▶ [The request]:
Below is a block of records; return all of them exactly, but without the images.

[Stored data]

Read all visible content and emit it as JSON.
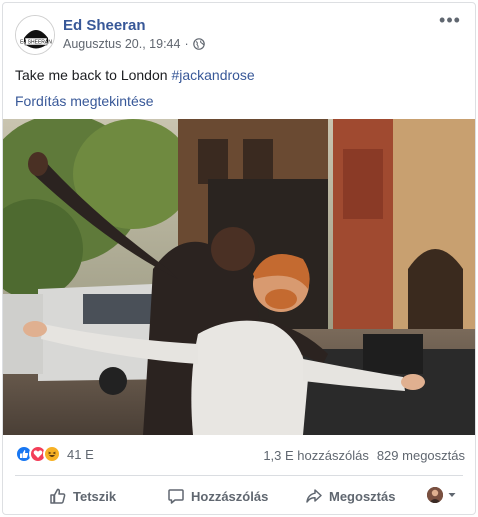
{
  "post": {
    "author": "Ed Sheeran",
    "avatar_text": "Ed SHEERAN",
    "timestamp": "Augusztus 20., 19:44",
    "audience_icon": "globe-icon",
    "text_plain": "Take me back to London ",
    "hashtag": "#jackandrose",
    "translate_label": "Fordítás megtekintése"
  },
  "stats": {
    "reaction_count": "41 E",
    "reactions": [
      "like-icon",
      "love-icon",
      "haha-icon"
    ],
    "comments": "1,3 E hozzászólás",
    "shares": "829 megosztás"
  },
  "actions": {
    "like_label": "Tetszik",
    "comment_label": "Hozzászólás",
    "share_label": "Megosztás"
  },
  "colors": {
    "link": "#385898",
    "muted": "#606770",
    "like_blue": "#1877f2",
    "love_red": "#f33e58",
    "haha_yellow": "#f7b125"
  }
}
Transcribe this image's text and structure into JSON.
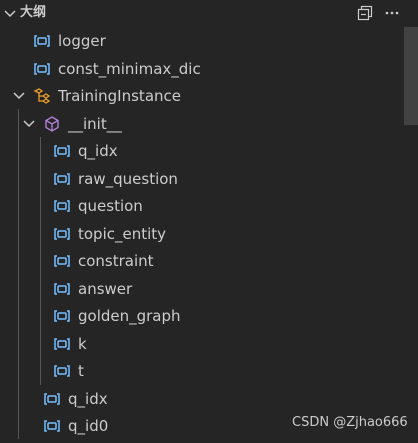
{
  "header": {
    "title": "大纲",
    "collapse_icon": "chevron-down-icon",
    "collapse_all_icon": "collapse-all-icon",
    "more_icon": "ellipsis-icon"
  },
  "tree": [
    {
      "label": "logger",
      "icon": "variable-icon",
      "level": 1
    },
    {
      "label": "const_minimax_dic",
      "icon": "variable-icon",
      "level": 1
    },
    {
      "label": "TrainingInstance",
      "icon": "class-icon",
      "level": 0,
      "expanded": true
    },
    {
      "label": "__init__",
      "icon": "method-icon",
      "level": 1,
      "expanded": true
    },
    {
      "label": "q_idx",
      "icon": "variable-icon",
      "level": 2
    },
    {
      "label": "raw_question",
      "icon": "variable-icon",
      "level": 2
    },
    {
      "label": "question",
      "icon": "variable-icon",
      "level": 2
    },
    {
      "label": "topic_entity",
      "icon": "variable-icon",
      "level": 2
    },
    {
      "label": "constraint",
      "icon": "variable-icon",
      "level": 2
    },
    {
      "label": "answer",
      "icon": "variable-icon",
      "level": 2
    },
    {
      "label": "golden_graph",
      "icon": "variable-icon",
      "level": 2
    },
    {
      "label": "k",
      "icon": "variable-icon",
      "level": 2
    },
    {
      "label": "t",
      "icon": "variable-icon",
      "level": 2
    },
    {
      "label": "q_idx",
      "icon": "variable-icon",
      "level": 1
    },
    {
      "label": "q_id0",
      "icon": "variable-icon",
      "level": 1
    }
  ],
  "watermark": "CSDN @Zjhao666",
  "colors": {
    "background": "#252526",
    "text": "#cccccc",
    "variable_icon": "#75beff",
    "class_icon": "#ee9d28",
    "method_icon": "#b180d7"
  }
}
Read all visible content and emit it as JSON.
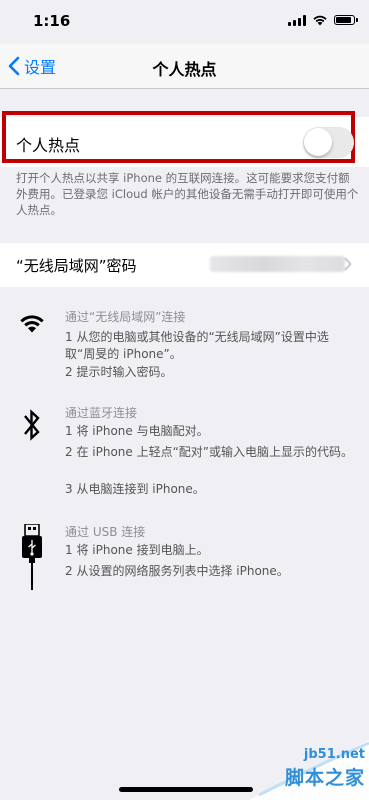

▶ [Expected answer]:
Read all visible content and emit it as JSON.
{
  "post": {
    "author": "Ed Sheeran",
    "avatar_text": "Ed SHEERAN",
    "timestamp": "Augusztus 20., 19:44",
    "audience_icon": "globe-icon",
    "text_plain": "Take me back to London ",
    "hashtag": "#jackandrose",
    "translate_label": "Fordítás megtekintése"
  },
  "stats": {
    "reaction_count": "41 E",
    "reactions": [
      "like-icon",
      "love-icon",
      "haha-icon"
    ],
    "comments": "1,3 E hozzászólás",
    "shares": "829 megosztás"
  },
  "actions": {
    "like_label": "Tetszik",
    "comment_label": "Hozzászólás",
    "share_label": "Megosztás"
  },
  "colors": {
    "link": "#385898",
    "muted": "#606770",
    "like_blue": "#1877f2",
    "love_red": "#f33e58",
    "haha_yellow": "#f7b125"
  }
}
Transcribe this image's text and structure into JSON.
{
  "header": {
    "title": "大纲",
    "collapse_icon": "chevron-down-icon",
    "collapse_all_icon": "collapse-all-icon",
    "more_icon": "ellipsis-icon"
  },
  "tree": [
    {
      "label": "logger",
      "icon": "variable-icon",
      "level": 1
    },
    {
      "label": "const_minimax_dic",
      "icon": "variable-icon",
      "level": 1
    },
    {
      "label": "TrainingInstance",
      "icon": "class-icon",
      "level": 0,
      "expanded": true
    },
    {
      "label": "__init__",
      "icon": "method-icon",
      "level": 1,
      "expanded": true
    },
    {
      "label": "q_idx",
      "icon": "variable-icon",
      "level": 2
    },
    {
      "label": "raw_question",
      "icon": "variable-icon",
      "level": 2
    },
    {
      "label": "question",
      "icon": "variable-icon",
      "level": 2
    },
    {
      "label": "topic_entity",
      "icon": "variable-icon",
      "level": 2
    },
    {
      "label": "constraint",
      "icon": "variable-icon",
      "level": 2
    },
    {
      "label": "answer",
      "icon": "variable-icon",
      "level": 2
    },
    {
      "label": "golden_graph",
      "icon": "variable-icon",
      "level": 2
    },
    {
      "label": "k",
      "icon": "variable-icon",
      "level": 2
    },
    {
      "label": "t",
      "icon": "variable-icon",
      "level": 2
    },
    {
      "label": "q_idx",
      "icon": "variable-icon",
      "level": 1
    },
    {
      "label": "q_id0",
      "icon": "variable-icon",
      "level": 1
    }
  ],
  "watermark": "CSDN @Zjhao666",
  "colors": {
    "background": "#252526",
    "text": "#cccccc",
    "variable_icon": "#75beff",
    "class_icon": "#ee9d28",
    "method_icon": "#b180d7"
  }
}
Read all visible content and emit it as JSON.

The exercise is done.